EXERCISE BRIEF
Copy out each line of the data that holds the word "McQueen".

━━━━━ DATA FOR THIS TASK ━━━━━

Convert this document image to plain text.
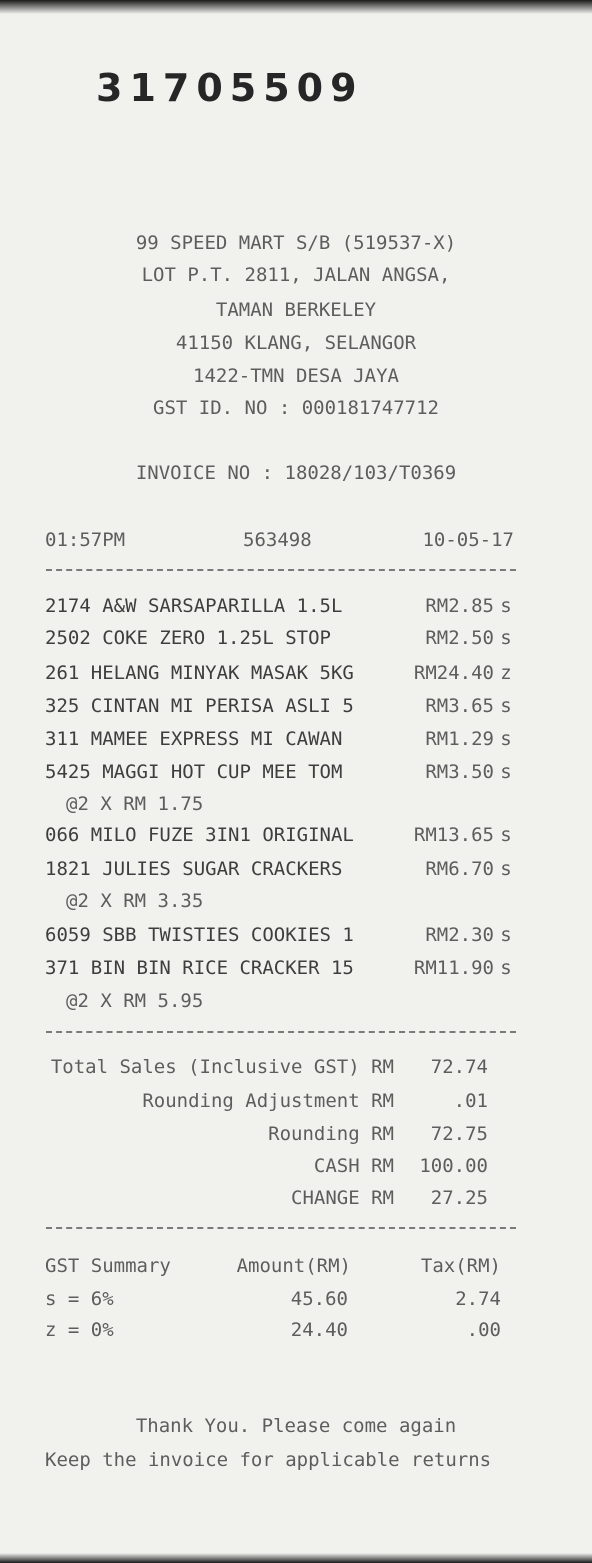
31705509
99 SPEED MART S/B (519537-X)
LOT P.T. 2811, JALAN ANGSA,
TAMAN BERKELEY
41150 KLANG, SELANGOR
1422-TMN DESA JAYA
GST ID. NO : 000181747712
INVOICE NO : 18028/103/T0369
01:57PM	563498	10-05-17
2174 A&W SARSAPARILLA 1.5L	RM2.85 s
2502 COKE ZERO 1.25L STOP	RM2.50 s
261 HELANG MINYAK MASAK 5KG	RM24.40 z
325 CINTAN MI PERISA ASLI 5	RM3.65 s
311 MAMEE EXPRESS MI CAWAN	RM1.29 s
5425 MAGGI HOT CUP MEE TOM	RM3.50 s
@2 X RM 1.75
066 MILO FUZE 3IN1 ORIGINAL	RM13.65 s
1821 JULIES SUGAR CRACKERS	RM6.70 s
@2 X RM 3.35
6059 SBB TWISTIES COOKIES 1	RM2.30 s
371 BIN BIN RICE CRACKER 15	RM11.90 s
@2 X RM 5.95
Total Sales (Inclusive GST) RM 72.74
Rounding Adjustment RM	.01
Rounding RM 72.75
CASH RM 100.00
CHANGE RM 27.25
GST Summary	Amount(RM)	Tax(RM)
s = 6%	45.60	2.74
z = 0%	24.40	.00
Thank You. Please come again
Keep the invoice for applicable returns
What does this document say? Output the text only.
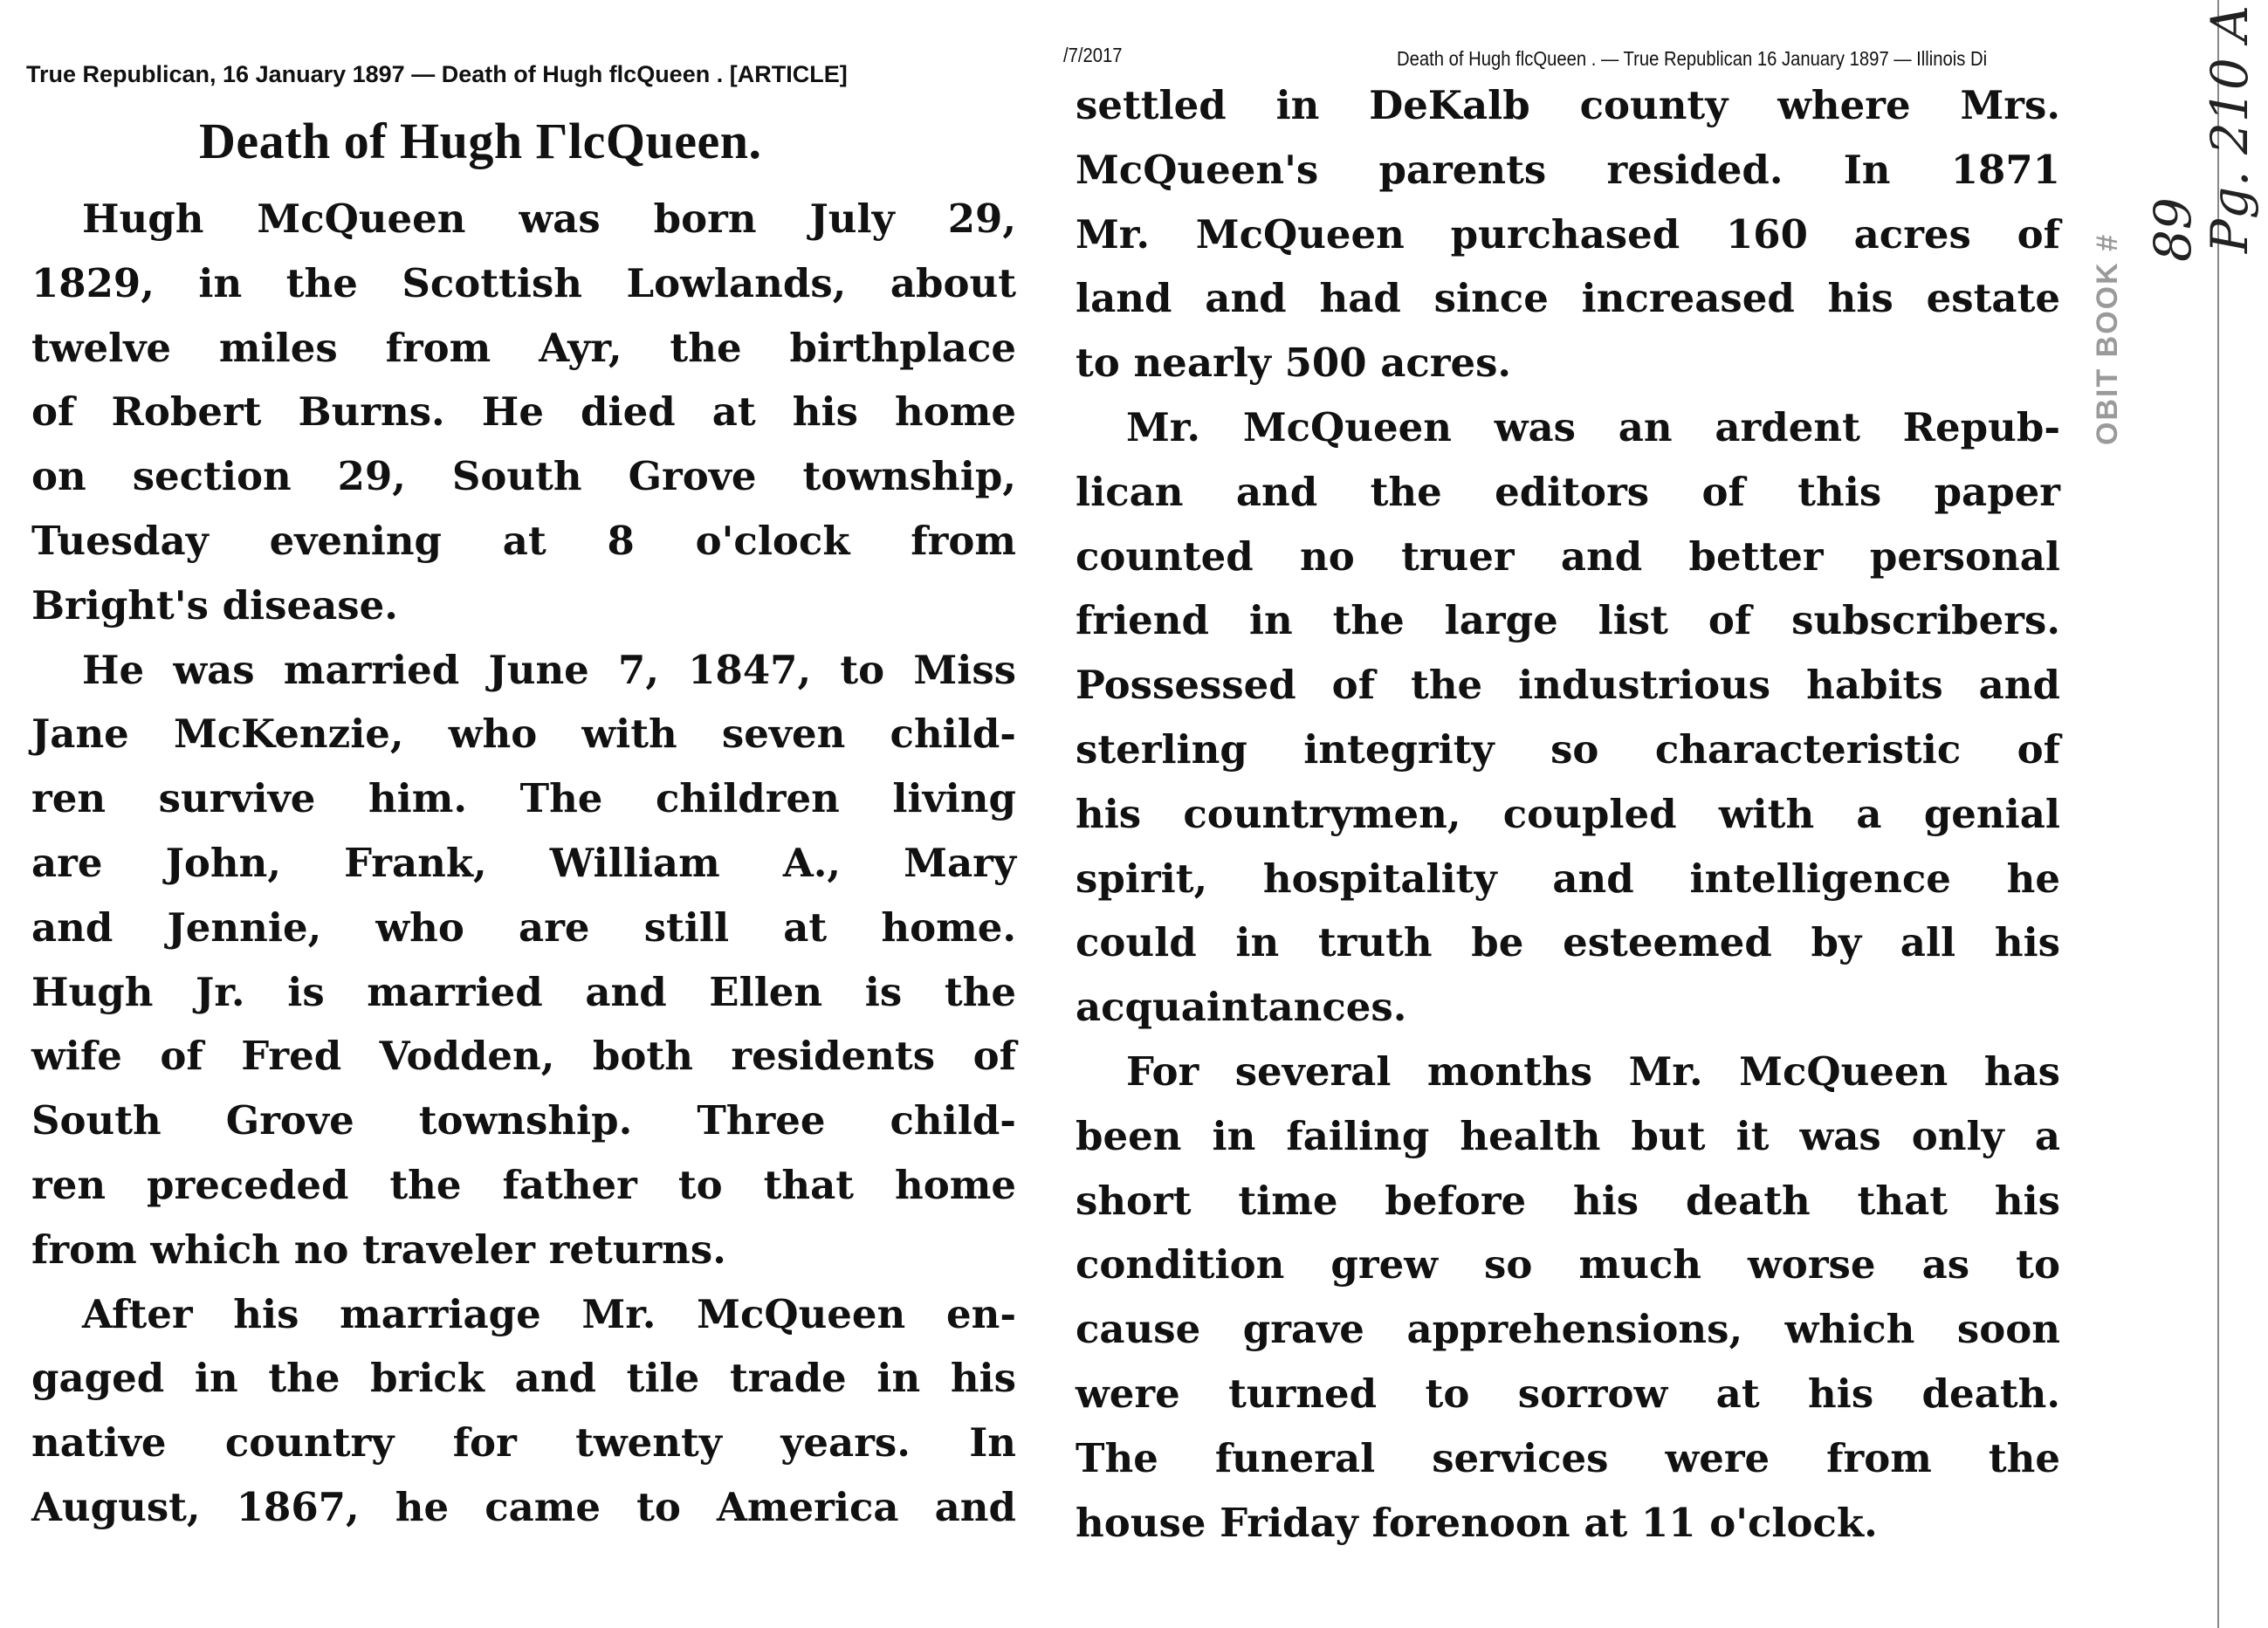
True Republican, 16 January 1897 — Death of Hugh flcQueen . [ARTICLE]
/7/2017	Death of Hugh flcQueen . — True Republican 16 January 1897 — Illinois Di
Death of Hugh ГlcQueen.
Hugh McQueen was born July 29,
1829, in the Scottish Lowlands, about
twelve miles from Ayr, the birthplace
of Robert Burns. He died at his home
on section 29, South Grove township,
Tuesday evening at 8 o'clock from
Bright's disease.
He was married June 7, 1847, to Miss
Jane McKenzie, who with seven child-
ren survive him. The children living
are John, Frank, William A., Mary
and Jennie, who are still at home.
Hugh Jr. is married and Ellen is the
wife of Fred Vodden, both residents of
South Grove township. Three child-
ren preceded the father to that home
from which no traveler returns.
After his marriage Mr. McQueen en-
gaged in the brick and tile trade in his
native country for twenty years. In
August, 1867, he came to America and
settled in DeKalb county where Mrs.
McQueen's parents resided. In 1871
Mr. McQueen purchased 160 acres of
land and had since increased his estate
to nearly 500 acres.
Mr. McQueen was an ardent Repub-
lican and the editors of this paper
counted no truer and better personal
friend in the large list of subscribers.
Possessed of the industrious habits and
sterling integrity so characteristic of
his countrymen, coupled with a genial
spirit, hospitality and intelligence he
could in truth be esteemed by all his
acquaintances.
For several months Mr. McQueen has
been in failing health but it was only a
short time before his death that his
condition grew so much worse as to
cause grave apprehensions, which soon
were turned to sorrow at his death.
The funeral services were from the
house Friday forenoon at 11 o'clock.
OBIT BOOK #
89
Pg. 210 A
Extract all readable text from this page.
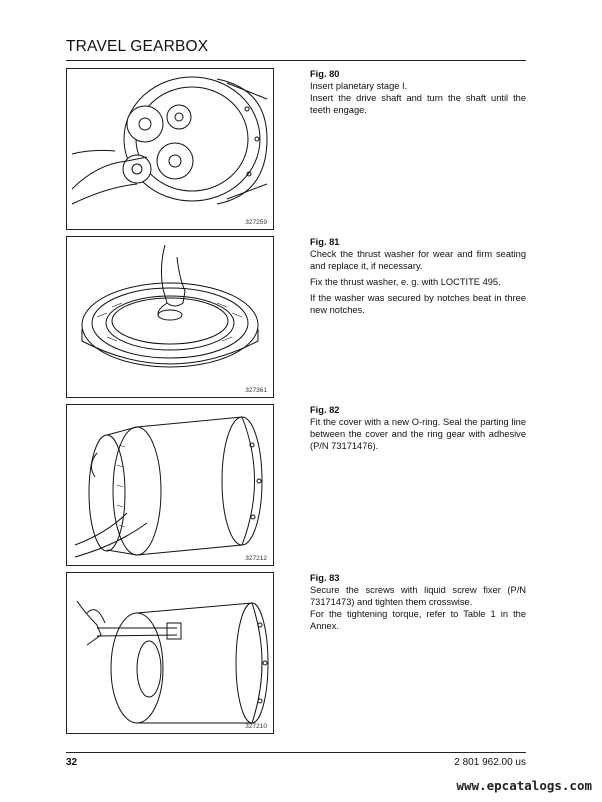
TRAVEL GEARBOX
327259
Fig. 80

Insert planetary stage I.

Insert the drive shaft and turn the shaft until the teeth engage.

327361
Fig. 81

Check the thrust washer for wear and firm seating and replace it, if necessary.

Fix the thrust washer, e. g. with LOCTITE 495.

If the washer was secured by notches beat in three new notches.

327212
Fig. 82

Fit the cover with a new O-ring. Seal the parting line between the cover and the ring gear with adhesive (P/N 73171476).

327210
Fig. 83

Secure the screws with liquid screw fixer (P/N 73171473) and tighten them crosswise.

For the tightening torque, refer to Table 1 in the Annex.

32	2 801 962.00 us
www.epcatalogs.com
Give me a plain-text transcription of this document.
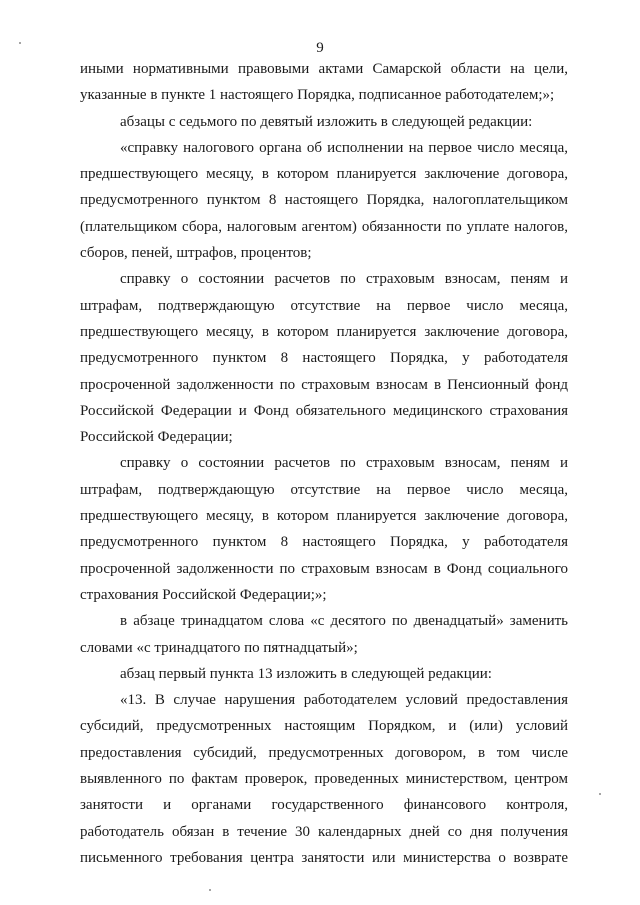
9
иными нормативными правовыми актами Самарской области на цели,
указанные в пункте 1 настоящего Порядка, подписанное работодателем;»;
абзацы с седьмого по девятый изложить в следующей редакции:
«справку налогового органа об исполнении на первое число месяца,
предшествующего месяцу, в котором планируется заключение договора,
предусмотренного пунктом 8 настоящего Порядка, налогоплательщиком
(плательщиком сбора, налоговым агентом) обязанности по уплате налогов,
сборов, пеней, штрафов, процентов;
справку о состоянии расчетов по страховым взносам, пеням и
штрафам, подтверждающую отсутствие на первое число месяца,
предшествующего месяцу, в котором планируется заключение договора,
предусмотренного пунктом 8 настоящего Порядка, у работодателя
просроченной задолженности по страховым взносам в Пенсионный фонд
Российской Федерации и Фонд обязательного медицинского страхования
Российской Федерации;
справку о состоянии расчетов по страховым взносам, пеням и
штрафам, подтверждающую отсутствие на первое число месяца,
предшествующего месяцу, в котором планируется заключение договора,
предусмотренного пунктом 8 настоящего Порядка, у работодателя
просроченной задолженности по страховым взносам в Фонд социального
страхования Российской Федерации;»;
в абзаце тринадцатом слова «с десятого по двенадцатый» заменить
словами «с тринадцатого по пятнадцатый»;
абзац первый пункта 13 изложить в следующей редакции:
«13. В случае нарушения работодателем условий предоставления
субсидий, предусмотренных настоящим Порядком, и (или) условий
предоставления субсидий, предусмотренных договором, в том числе
выявленного по фактам проверок, проведенных министерством, центром
занятости и органами государственного финансового контроля,
работодатель обязан в течение 30 календарных дней со дня получения
письменного требования центра занятости или министерства о возврате
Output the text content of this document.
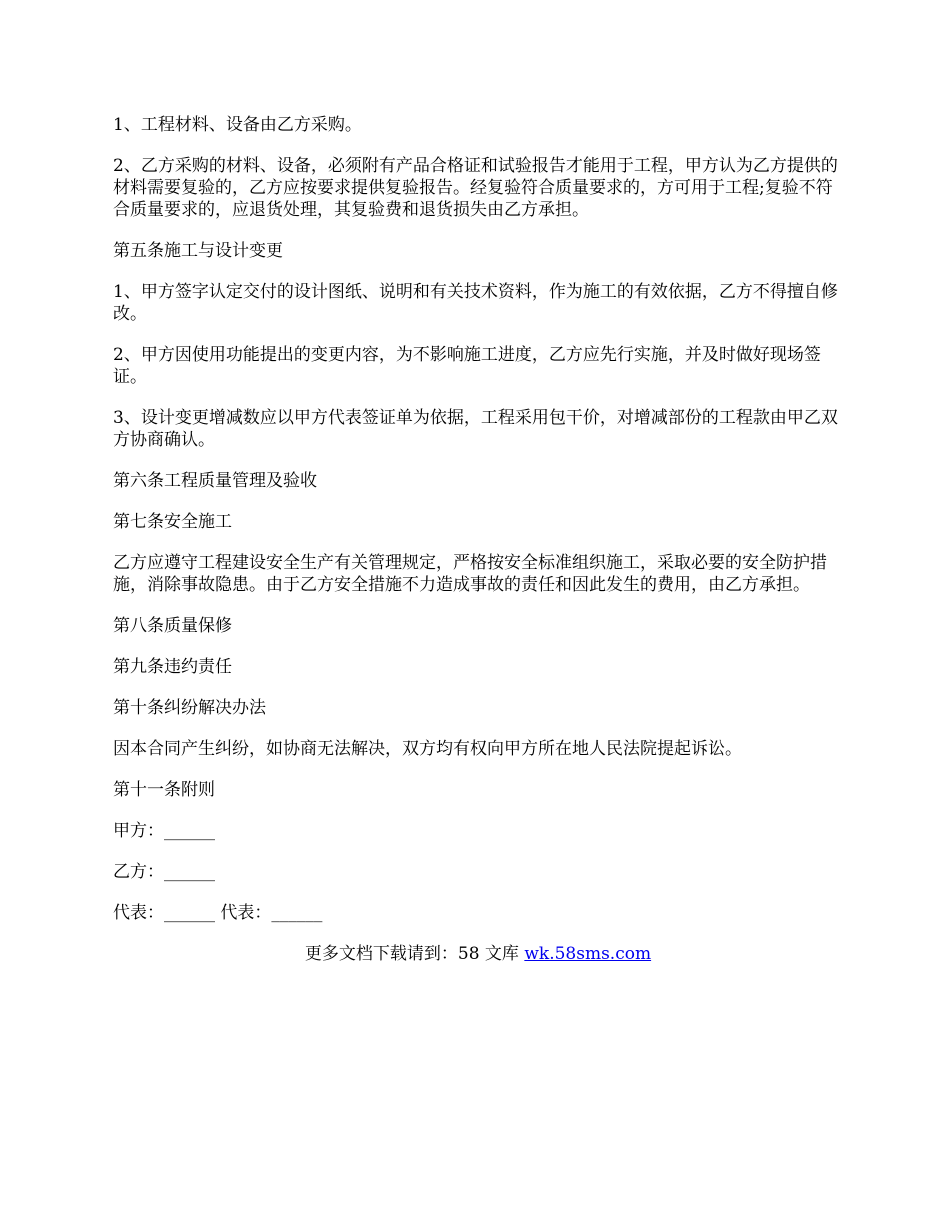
1、工程材料、设备由乙方采购。

2、乙方采购的材料、设备，必须附有产品合格证和试验报告才能用于工程，甲方认为乙方提供的材料需要复验的，乙方应按要求提供复验报告。经复验符合质量要求的，方可用于工程;复验不符合质量要求的，应退货处理，其复验费和退货损失由乙方承担。

第五条施工与设计变更

1、甲方签字认定交付的设计图纸、说明和有关技术资料，作为施工的有效依据，乙方不得擅自修改。

2、甲方因使用功能提出的变更内容，为不影响施工进度，乙方应先行实施，并及时做好现场签证。

3、设计变更增减数应以甲方代表签证单为依据，工程采用包干价，对增减部份的工程款由甲乙双方协商确认。

第六条工程质量管理及验收

第七条安全施工

乙方应遵守工程建设安全生产有关管理规定，严格按安全标准组织施工，采取必要的安全防护措施，消除事故隐患。由于乙方安全措施不力造成事故的责任和因此发生的费用，由乙方承担。

第八条质量保修

第九条违约责任

第十条纠纷解决办法

因本合同产生纠纷，如协商无法解决，双方均有权向甲方所在地人民法院提起诉讼。

第十一条附则

甲方：______

乙方：______

代表：______ 代表：______

更多文档下载请到：58 文库 wk.58sms.com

━━━━━

RIGHT ANSWER
Hugh McQueen was born July 29,
After his marriage Mr. McQueen en-
McQueen's parents resided. In 1871
Mr. McQueen purchased 160 acres of
Mr. McQueen was an ardent Repub-
For several months Mr. McQueen has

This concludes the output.